__JOB__. Work out how many lines hold the string "this". Give that number and nothing more.
--- start AVAILABLE DATA ---
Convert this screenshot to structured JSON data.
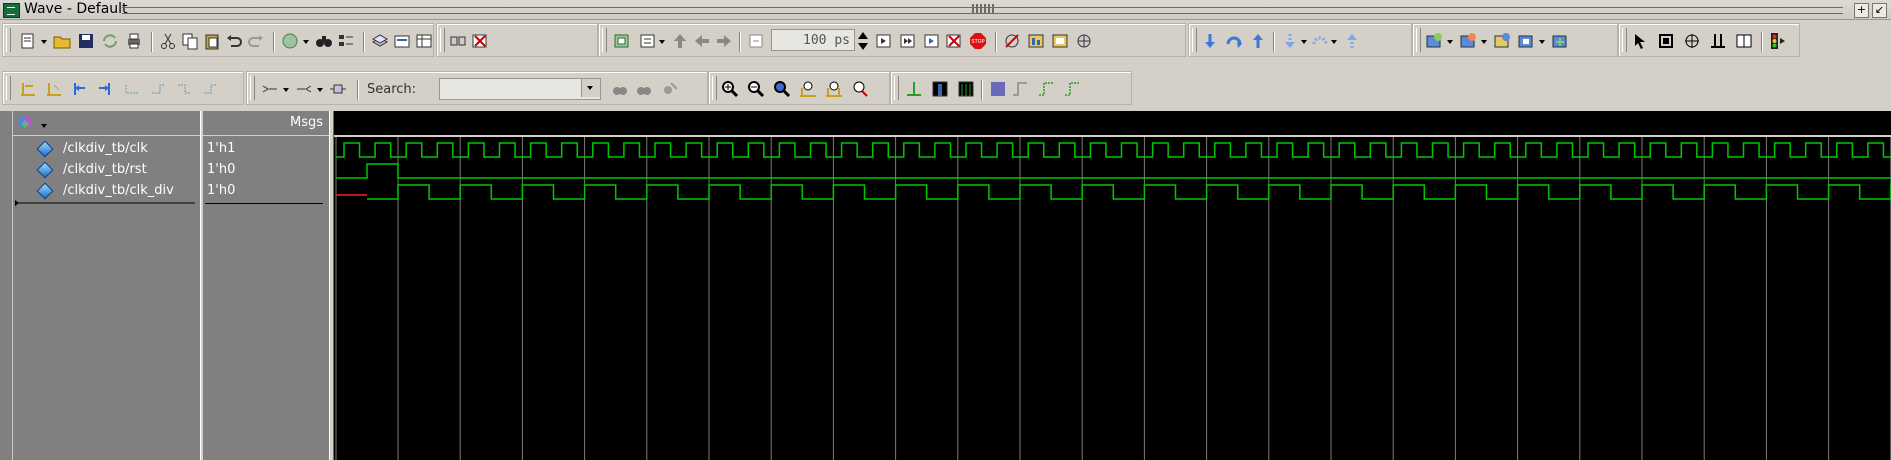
{
  "window": {
    "title": "Wave - Default",
    "controls": [
      "+",
      "↙"
    ]
  },
  "toolbar": {
    "time_step_value": "100 ps",
    "search_label": "Search:",
    "search_value": ""
  },
  "wave": {
    "header": {
      "values_title": "Msgs"
    },
    "signals": [
      {
        "name": "/clkdiv_tb/clk",
        "value": "1'h1"
      },
      {
        "name": "/clkdiv_tb/rst",
        "value": "1'h0"
      },
      {
        "name": "/clkdiv_tb/clk_div",
        "value": "1'h0"
      }
    ],
    "colors": {
      "waveform": "#00c800",
      "unknown": "#ff2020",
      "background": "#000000",
      "gridline": "#7a7a7a",
      "pane_bg": "#808080"
    }
  }
}
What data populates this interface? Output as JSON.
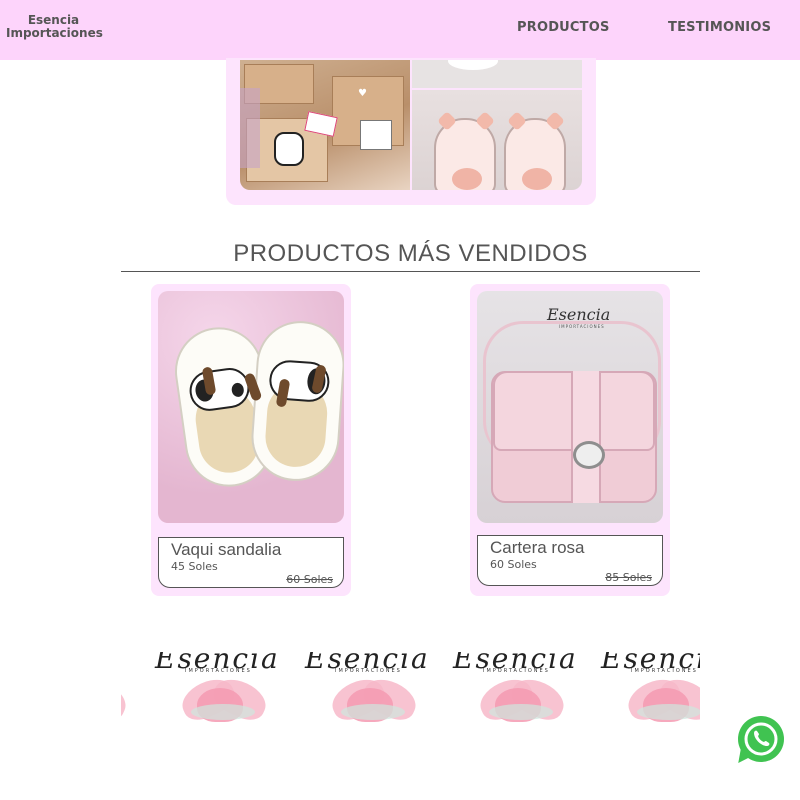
{
  "header": {
    "brand_line1": "Esencia",
    "brand_line2": "Importaciones",
    "nav": [
      {
        "label": "PRODUCTOS"
      },
      {
        "label": "TESTIMONIOS"
      }
    ],
    "background": "#fdd4fb"
  },
  "hero": {
    "images": [
      "boxes-gift-icon",
      "pig-slippers-icon"
    ]
  },
  "best_sellers": {
    "title": "PRODUCTOS MÁS VENDIDOS",
    "products": [
      {
        "name": "Vaqui sandalia",
        "price": "45 Soles",
        "old_price": "60 Soles",
        "image": "cow-sandal-icon"
      },
      {
        "name": "Cartera rosa",
        "price": "60 Soles",
        "old_price": "85 Soles",
        "image": "pink-bag-icon"
      }
    ],
    "card_background": "#fde4fd"
  },
  "banner": {
    "logo_text": "Esencia",
    "logo_subtitle": "IMPORTACIONES"
  },
  "whatsapp": {
    "icon": "whatsapp-icon",
    "color": "#40c351"
  }
}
--- end AVAILABLE DATA ---
__PROBLEM SOLUTION__. 2